_Supplied entries_

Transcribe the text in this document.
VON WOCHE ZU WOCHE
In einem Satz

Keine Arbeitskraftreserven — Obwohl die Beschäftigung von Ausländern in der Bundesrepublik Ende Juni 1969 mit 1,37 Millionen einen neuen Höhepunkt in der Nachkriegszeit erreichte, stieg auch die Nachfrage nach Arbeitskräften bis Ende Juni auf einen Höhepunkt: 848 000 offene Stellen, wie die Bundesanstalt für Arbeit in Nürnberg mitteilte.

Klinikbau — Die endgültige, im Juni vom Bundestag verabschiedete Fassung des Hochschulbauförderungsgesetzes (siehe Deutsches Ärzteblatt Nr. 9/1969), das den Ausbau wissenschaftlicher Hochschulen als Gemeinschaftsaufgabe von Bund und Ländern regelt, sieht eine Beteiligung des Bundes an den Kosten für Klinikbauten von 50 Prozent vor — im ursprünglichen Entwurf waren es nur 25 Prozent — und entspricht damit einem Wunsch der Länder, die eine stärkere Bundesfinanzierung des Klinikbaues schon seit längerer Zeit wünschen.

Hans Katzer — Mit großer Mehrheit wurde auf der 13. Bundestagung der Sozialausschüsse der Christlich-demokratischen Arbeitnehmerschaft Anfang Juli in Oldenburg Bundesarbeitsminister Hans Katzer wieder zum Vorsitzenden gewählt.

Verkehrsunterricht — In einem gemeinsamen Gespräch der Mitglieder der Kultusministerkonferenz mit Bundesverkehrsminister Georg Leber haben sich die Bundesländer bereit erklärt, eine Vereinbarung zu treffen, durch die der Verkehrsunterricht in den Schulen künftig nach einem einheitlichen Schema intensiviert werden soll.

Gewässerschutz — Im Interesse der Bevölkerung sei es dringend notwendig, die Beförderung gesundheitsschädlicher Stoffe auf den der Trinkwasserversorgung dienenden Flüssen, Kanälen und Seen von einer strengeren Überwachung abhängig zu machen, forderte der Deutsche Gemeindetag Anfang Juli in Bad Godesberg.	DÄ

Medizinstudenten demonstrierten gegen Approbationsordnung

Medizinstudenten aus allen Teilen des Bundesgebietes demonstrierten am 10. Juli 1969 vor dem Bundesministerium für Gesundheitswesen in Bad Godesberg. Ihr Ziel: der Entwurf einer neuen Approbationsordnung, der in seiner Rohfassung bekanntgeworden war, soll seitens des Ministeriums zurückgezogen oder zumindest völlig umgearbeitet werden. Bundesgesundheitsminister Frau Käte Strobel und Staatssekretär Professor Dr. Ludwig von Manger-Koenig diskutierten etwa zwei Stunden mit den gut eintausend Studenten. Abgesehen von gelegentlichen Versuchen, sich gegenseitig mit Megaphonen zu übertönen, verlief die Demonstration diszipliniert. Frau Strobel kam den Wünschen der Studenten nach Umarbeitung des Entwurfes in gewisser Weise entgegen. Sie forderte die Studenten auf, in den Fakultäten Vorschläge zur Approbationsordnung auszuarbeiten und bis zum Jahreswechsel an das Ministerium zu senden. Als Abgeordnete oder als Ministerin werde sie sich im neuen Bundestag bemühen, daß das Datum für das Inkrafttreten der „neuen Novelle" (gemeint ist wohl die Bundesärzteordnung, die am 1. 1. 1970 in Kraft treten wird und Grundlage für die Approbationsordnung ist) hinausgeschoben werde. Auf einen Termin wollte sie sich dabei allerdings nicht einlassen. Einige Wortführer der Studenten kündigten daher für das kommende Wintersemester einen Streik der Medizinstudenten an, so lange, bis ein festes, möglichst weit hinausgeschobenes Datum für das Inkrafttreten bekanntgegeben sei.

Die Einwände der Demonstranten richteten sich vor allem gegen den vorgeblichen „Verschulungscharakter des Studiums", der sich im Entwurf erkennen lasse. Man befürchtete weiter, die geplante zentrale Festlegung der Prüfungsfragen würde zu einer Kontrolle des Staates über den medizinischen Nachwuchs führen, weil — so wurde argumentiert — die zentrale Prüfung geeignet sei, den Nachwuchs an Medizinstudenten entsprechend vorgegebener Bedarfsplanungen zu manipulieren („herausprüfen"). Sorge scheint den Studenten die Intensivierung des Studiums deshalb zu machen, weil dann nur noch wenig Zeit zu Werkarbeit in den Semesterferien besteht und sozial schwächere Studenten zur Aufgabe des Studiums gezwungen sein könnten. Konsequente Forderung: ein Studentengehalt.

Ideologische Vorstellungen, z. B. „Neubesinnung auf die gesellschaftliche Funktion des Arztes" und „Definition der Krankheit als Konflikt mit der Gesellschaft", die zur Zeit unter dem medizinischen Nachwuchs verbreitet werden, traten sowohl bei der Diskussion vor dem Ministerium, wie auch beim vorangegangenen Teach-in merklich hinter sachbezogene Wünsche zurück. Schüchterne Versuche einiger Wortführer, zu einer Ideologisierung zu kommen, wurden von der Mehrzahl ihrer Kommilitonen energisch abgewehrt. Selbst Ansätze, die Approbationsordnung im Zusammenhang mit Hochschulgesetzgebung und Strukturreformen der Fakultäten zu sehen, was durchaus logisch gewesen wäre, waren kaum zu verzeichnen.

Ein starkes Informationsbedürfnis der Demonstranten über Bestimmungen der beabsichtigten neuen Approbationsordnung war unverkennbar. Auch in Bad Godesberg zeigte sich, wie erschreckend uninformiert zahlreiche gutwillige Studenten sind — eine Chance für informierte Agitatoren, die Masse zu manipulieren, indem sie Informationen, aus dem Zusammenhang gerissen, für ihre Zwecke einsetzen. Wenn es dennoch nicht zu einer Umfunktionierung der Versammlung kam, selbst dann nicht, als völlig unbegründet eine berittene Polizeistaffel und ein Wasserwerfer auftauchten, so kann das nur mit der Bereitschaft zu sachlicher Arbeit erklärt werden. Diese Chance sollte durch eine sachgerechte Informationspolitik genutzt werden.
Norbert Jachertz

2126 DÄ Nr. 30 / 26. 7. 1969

_What to produce_
Repeat the whole listing exactly, keeping every line intact.

_Response for this exercise_
Transcribe the text in this document.
VON WOCHE ZU WOCHE
In einem Satz

Keine Arbeitskraftreserven — Obwohl die Beschäftigung von Ausländern in der Bundesrepublik Ende Juni 1969 mit 1,37 Millionen einen neuen Höhepunkt in der Nachkriegszeit erreichte, stieg auch die Nachfrage nach Arbeitskräften bis Ende Juni auf einen Höhepunkt: 848 000 offene Stellen, wie die Bundesanstalt für Arbeit in Nürnberg mitteilte.

Klinikbau — Die endgültige, im Juni vom Bundestag verabschiedete Fassung des Hochschulbauförderungsgesetzes (siehe Deutsches Ärzteblatt Nr. 9/1969), das den Ausbau wissenschaftlicher Hochschulen als Gemeinschaftsaufgabe von Bund und Ländern regelt, sieht eine Beteiligung des Bundes an den Kosten für Klinikbauten von 50 Prozent vor — im ursprünglichen Entwurf waren es nur 25 Prozent — und entspricht damit einem Wunsch der Länder, die eine stärkere Bundesfinanzierung des Klinikbaues schon seit längerer Zeit wünschen.

Hans Katzer — Mit großer Mehrheit wurde auf der 13. Bundestagung der Sozialausschüsse der Christlich-demokratischen Arbeitnehmerschaft Anfang Juli in Oldenburg Bundesarbeitsminister Hans Katzer wieder zum Vorsitzenden gewählt.

Verkehrsunterricht — In einem gemeinsamen Gespräch der Mitglieder der Kultusministerkonferenz mit Bundesverkehrsminister Georg Leber haben sich die Bundesländer bereit erklärt, eine Vereinbarung zu treffen, durch die der Verkehrsunterricht in den Schulen künftig nach einem einheitlichen Schema intensiviert werden soll.

Gewässerschutz — Im Interesse der Bevölkerung sei es dringend notwendig, die Beförderung gesundheitsschädlicher Stoffe auf den der Trinkwasserversorgung dienenden Flüssen, Kanälen und Seen von einer strengeren Überwachung abhängig zu machen, forderte der Deutsche Gemeindetag Anfang Juli in Bad Godesberg.	DÄ

Medizinstudenten demonstrierten gegen Approbationsordnung

Medizinstudenten aus allen Teilen des Bundesgebietes demonstrierten am 10. Juli 1969 vor dem Bundesministerium für Gesundheitswesen in Bad Godesberg. Ihr Ziel: der Entwurf einer neuen Approbationsordnung, der in seiner Rohfassung bekanntgeworden war, soll seitens des Ministeriums zurückgezogen oder zumindest völlig umgearbeitet werden. Bundesgesundheitsminister Frau Käte Strobel und Staatssekretär Professor Dr. Ludwig von Manger-Koenig diskutierten etwa zwei Stunden mit den gut eintausend Studenten. Abgesehen von gelegentlichen Versuchen, sich gegenseitig mit Megaphonen zu übertönen, verlief die Demonstration diszipliniert. Frau Strobel kam den Wünschen der Studenten nach Umarbeitung des Entwurfes in gewisser Weise entgegen. Sie forderte die Studenten auf, in den Fakultäten Vorschläge zur Approbationsordnung auszuarbeiten und bis zum Jahreswechsel an das Ministerium zu senden. Als Abgeordnete oder als Ministerin werde sie sich im neuen Bundestag bemühen, daß das Datum für das Inkrafttreten der „neuen Novelle" (gemeint ist wohl die Bundesärzteordnung, die am 1. 1. 1970 in Kraft treten wird und Grundlage für die Approbationsordnung ist) hinausgeschoben werde. Auf einen Termin wollte sie sich dabei allerdings nicht einlassen. Einige Wortführer der Studenten kündigten daher für das kommende Wintersemester einen Streik der Medizinstudenten an, so lange, bis ein festes, möglichst weit hinausgeschobenes Datum für das Inkrafttreten bekanntgegeben sei.

Die Einwände der Demonstranten richteten sich vor allem gegen den vorgeblichen „Verschulungscharakter des Studiums", der sich im Entwurf erkennen lasse. Man befürchtete weiter, die geplante zentrale Festlegung der Prüfungsfragen würde zu einer Kontrolle des Staates über den medizinischen Nachwuchs führen, weil — so wurde argumentiert — die zentrale Prüfung geeignet sei, den Nachwuchs an Medizinstudenten entsprechend vorgegebener Bedarfsplanungen zu manipulieren („herausprüfen"). Sorge scheint den Studenten die Intensivierung des Studiums deshalb zu machen, weil dann nur noch wenig Zeit zu Werkarbeit in den Semesterferien besteht und sozial schwächere Studenten zur Aufgabe des Studiums gezwungen sein könnten. Konsequente Forderung: ein Studentengehalt.

Ideologische Vorstellungen, z. B. „Neubesinnung auf die gesellschaftliche Funktion des Arztes" und „Definition der Krankheit als Konflikt mit der Gesellschaft", die zur Zeit unter dem medizinischen Nachwuchs verbreitet werden, traten sowohl bei der Diskussion vor dem Ministerium, wie auch beim vorangegangenen Teach-in merklich hinter sachbezogene Wünsche zurück. Schüchterne Versuche einiger Wortführer, zu einer Ideologisierung zu kommen, wurden von der Mehrzahl ihrer Kommilitonen energisch abgewehrt. Selbst Ansätze, die Approbationsordnung im Zusammenhang mit Hochschulgesetzgebung und Strukturreformen der Fakultäten zu sehen, was durchaus logisch gewesen wäre, waren kaum zu verzeichnen.

Ein starkes Informationsbedürfnis der Demonstranten über Bestimmungen der beabsichtigten neuen Approbationsordnung war unverkennbar. Auch in Bad Godesberg zeigte sich, wie erschreckend uninformiert zahlreiche gutwillige Studenten sind — eine Chance für informierte Agitatoren, die Masse zu manipulieren, indem sie Informationen, aus dem Zusammenhang gerissen, für ihre Zwecke einsetzen. Wenn es dennoch nicht zu einer Umfunktionierung der Versammlung kam, selbst dann nicht, als völlig unbegründet eine berittene Polizeistaffel und ein Wasserwerfer auftauchten, so kann das nur mit der Bereitschaft zu sachlicher Arbeit erklärt werden. Diese Chance sollte durch eine sachgerechte Informationspolitik genutzt werden.
Norbert Jachertz

2126 DÄ Nr. 30 / 26. 7. 1969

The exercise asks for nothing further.